= Task brief =
Report all lines from the entries below in which "المسار" appears.

= Given data =
- - - - - - -

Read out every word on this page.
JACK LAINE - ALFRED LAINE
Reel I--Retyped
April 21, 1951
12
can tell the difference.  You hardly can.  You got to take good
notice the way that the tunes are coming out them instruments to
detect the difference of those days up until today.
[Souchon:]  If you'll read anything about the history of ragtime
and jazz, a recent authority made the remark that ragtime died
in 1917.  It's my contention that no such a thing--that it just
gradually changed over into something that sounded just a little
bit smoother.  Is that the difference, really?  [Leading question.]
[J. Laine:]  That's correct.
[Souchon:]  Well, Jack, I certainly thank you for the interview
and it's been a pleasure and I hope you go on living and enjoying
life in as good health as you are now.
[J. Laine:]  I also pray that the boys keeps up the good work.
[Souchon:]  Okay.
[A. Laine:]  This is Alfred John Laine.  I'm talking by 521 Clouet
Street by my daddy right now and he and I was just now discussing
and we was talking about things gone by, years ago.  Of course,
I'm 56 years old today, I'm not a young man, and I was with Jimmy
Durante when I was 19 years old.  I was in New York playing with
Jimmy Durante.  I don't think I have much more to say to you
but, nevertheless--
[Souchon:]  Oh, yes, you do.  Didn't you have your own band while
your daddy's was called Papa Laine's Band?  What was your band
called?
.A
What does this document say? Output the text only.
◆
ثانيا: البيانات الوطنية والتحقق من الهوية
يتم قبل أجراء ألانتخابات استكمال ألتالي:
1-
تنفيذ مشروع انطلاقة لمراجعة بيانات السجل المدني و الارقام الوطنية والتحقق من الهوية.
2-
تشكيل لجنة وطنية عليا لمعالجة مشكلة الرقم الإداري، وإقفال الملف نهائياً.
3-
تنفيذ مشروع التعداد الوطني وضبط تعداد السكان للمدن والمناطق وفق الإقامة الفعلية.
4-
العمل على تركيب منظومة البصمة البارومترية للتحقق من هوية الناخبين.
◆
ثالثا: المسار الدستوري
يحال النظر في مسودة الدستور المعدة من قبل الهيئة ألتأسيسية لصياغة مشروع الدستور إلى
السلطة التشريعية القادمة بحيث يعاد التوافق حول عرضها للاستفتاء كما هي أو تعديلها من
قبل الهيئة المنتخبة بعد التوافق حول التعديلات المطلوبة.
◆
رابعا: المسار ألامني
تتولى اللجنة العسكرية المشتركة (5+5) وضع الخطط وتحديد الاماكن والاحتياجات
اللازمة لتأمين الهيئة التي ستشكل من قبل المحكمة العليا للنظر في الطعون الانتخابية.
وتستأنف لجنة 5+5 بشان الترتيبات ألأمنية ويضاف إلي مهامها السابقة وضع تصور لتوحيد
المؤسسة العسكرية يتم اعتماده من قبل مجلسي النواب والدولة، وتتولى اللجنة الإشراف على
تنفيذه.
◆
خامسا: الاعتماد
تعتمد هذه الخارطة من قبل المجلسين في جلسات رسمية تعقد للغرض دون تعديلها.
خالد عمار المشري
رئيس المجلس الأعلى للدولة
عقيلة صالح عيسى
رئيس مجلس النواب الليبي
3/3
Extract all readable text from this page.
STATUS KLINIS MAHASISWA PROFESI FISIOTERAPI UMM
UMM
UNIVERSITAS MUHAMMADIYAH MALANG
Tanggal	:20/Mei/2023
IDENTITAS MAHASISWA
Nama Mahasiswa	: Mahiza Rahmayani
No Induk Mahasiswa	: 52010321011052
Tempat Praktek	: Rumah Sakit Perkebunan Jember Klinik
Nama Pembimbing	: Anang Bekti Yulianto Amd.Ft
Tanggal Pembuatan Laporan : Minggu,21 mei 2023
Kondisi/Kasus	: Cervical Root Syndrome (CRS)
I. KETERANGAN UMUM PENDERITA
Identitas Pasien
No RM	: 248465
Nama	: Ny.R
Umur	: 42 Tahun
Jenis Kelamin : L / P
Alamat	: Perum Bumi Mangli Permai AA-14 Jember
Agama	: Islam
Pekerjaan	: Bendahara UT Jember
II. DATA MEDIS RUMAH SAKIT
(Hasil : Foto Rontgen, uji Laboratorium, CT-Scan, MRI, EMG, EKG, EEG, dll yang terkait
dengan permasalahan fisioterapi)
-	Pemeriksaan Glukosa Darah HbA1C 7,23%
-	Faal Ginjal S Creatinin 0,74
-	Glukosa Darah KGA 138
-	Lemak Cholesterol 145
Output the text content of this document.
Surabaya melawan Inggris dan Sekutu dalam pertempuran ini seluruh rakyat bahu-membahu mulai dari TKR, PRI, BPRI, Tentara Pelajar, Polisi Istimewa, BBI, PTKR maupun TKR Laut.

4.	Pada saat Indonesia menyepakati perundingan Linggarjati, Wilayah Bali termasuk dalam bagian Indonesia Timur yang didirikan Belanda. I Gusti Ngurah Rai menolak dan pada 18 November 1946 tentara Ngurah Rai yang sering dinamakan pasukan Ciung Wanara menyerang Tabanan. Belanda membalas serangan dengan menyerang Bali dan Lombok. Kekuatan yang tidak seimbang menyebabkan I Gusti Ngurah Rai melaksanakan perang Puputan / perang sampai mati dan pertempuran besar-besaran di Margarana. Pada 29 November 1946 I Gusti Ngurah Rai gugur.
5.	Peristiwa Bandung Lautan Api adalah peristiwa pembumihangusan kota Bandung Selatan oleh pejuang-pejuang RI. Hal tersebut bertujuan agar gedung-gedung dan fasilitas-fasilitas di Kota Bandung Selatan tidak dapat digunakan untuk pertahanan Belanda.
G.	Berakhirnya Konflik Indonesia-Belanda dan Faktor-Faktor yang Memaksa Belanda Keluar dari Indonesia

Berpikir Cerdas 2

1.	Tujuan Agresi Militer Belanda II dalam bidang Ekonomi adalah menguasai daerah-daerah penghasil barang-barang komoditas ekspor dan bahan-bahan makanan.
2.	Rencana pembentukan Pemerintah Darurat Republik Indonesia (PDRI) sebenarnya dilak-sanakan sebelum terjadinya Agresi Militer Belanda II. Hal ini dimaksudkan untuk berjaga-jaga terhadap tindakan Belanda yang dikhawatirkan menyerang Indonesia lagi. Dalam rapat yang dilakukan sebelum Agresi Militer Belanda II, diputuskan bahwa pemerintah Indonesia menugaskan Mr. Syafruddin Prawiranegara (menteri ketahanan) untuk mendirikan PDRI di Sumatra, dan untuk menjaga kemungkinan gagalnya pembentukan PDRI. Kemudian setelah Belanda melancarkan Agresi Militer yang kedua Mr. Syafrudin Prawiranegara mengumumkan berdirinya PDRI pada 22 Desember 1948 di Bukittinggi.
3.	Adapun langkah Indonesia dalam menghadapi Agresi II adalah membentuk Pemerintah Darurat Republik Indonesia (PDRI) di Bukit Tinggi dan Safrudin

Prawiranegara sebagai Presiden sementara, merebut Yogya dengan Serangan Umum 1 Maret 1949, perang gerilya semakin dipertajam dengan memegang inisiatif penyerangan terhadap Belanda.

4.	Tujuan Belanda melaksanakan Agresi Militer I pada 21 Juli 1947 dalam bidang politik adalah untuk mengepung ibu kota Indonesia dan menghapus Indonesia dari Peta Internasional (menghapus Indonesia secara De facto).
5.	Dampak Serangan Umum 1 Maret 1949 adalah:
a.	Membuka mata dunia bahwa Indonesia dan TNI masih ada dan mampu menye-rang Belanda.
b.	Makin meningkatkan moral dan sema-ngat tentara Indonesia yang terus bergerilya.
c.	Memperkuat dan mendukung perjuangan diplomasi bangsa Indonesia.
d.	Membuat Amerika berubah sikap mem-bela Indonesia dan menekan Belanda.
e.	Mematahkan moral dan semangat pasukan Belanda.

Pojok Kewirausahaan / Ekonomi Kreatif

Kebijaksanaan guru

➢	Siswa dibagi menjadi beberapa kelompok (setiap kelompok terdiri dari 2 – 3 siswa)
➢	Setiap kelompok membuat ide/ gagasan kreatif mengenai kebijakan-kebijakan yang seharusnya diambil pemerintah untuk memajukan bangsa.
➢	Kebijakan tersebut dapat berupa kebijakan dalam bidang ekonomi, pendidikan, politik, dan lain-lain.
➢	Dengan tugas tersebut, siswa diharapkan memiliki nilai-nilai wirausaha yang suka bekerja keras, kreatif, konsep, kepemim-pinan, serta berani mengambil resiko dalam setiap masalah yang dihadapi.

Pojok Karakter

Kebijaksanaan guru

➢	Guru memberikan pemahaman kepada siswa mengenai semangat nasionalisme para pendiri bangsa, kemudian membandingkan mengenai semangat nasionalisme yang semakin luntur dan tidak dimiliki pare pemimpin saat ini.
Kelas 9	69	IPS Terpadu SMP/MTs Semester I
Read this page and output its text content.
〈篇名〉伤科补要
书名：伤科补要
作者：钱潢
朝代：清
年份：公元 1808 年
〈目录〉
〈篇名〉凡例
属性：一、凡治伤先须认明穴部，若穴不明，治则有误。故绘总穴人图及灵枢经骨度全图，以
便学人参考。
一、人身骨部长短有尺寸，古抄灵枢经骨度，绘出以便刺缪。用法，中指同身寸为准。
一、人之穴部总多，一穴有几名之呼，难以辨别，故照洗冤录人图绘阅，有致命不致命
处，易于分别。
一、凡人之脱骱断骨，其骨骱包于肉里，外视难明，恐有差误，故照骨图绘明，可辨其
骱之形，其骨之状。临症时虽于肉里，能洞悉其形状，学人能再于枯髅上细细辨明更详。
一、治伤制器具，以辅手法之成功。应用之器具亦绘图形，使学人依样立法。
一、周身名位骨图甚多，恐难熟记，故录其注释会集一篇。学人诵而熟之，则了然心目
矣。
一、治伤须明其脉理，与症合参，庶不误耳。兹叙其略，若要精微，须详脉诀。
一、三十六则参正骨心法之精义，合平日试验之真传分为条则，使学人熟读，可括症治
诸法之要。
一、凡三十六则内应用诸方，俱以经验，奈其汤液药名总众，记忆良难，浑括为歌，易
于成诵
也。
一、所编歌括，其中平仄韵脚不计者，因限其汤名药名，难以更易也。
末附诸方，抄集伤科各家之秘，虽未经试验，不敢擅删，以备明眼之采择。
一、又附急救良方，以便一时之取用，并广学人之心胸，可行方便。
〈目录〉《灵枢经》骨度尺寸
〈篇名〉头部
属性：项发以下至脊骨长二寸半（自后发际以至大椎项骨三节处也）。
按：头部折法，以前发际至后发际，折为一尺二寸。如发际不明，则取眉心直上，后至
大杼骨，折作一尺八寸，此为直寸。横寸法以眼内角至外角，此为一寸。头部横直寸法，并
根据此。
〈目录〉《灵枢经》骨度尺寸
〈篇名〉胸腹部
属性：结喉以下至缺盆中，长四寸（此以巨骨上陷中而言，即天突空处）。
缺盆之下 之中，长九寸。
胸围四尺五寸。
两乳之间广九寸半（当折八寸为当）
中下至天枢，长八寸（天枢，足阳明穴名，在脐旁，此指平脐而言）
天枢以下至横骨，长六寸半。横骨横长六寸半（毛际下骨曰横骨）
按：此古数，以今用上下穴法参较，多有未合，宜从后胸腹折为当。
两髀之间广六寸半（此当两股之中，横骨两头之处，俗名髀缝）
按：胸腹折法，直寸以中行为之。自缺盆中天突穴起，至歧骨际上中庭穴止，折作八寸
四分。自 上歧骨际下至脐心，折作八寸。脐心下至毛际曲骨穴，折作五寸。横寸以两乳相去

- - - - - - -

= Answer in full =
ثالثا: المسار الدستوري
رابعا: المسار ألامني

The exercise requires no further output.